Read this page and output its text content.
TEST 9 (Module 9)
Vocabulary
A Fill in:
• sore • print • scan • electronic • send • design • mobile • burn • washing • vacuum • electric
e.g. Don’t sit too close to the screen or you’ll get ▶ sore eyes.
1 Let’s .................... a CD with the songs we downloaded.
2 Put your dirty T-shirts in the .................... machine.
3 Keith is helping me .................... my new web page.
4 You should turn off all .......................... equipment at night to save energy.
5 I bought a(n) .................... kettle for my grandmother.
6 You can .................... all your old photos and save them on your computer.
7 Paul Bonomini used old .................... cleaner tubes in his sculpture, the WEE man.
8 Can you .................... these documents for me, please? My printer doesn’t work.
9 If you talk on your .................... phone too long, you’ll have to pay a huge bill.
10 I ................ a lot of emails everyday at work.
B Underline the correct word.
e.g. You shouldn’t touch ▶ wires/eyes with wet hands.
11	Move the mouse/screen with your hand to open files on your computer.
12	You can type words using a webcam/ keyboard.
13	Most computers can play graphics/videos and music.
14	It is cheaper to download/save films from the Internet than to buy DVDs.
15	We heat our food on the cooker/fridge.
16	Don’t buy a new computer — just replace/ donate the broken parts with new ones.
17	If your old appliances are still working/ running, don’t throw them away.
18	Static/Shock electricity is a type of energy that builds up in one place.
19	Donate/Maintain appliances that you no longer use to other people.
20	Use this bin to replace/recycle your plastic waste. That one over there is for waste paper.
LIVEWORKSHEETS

» **Directions for this task**:
Tally how many lines in the material above hold the word "type". Write only that number.

» **Solution for this problem**:
2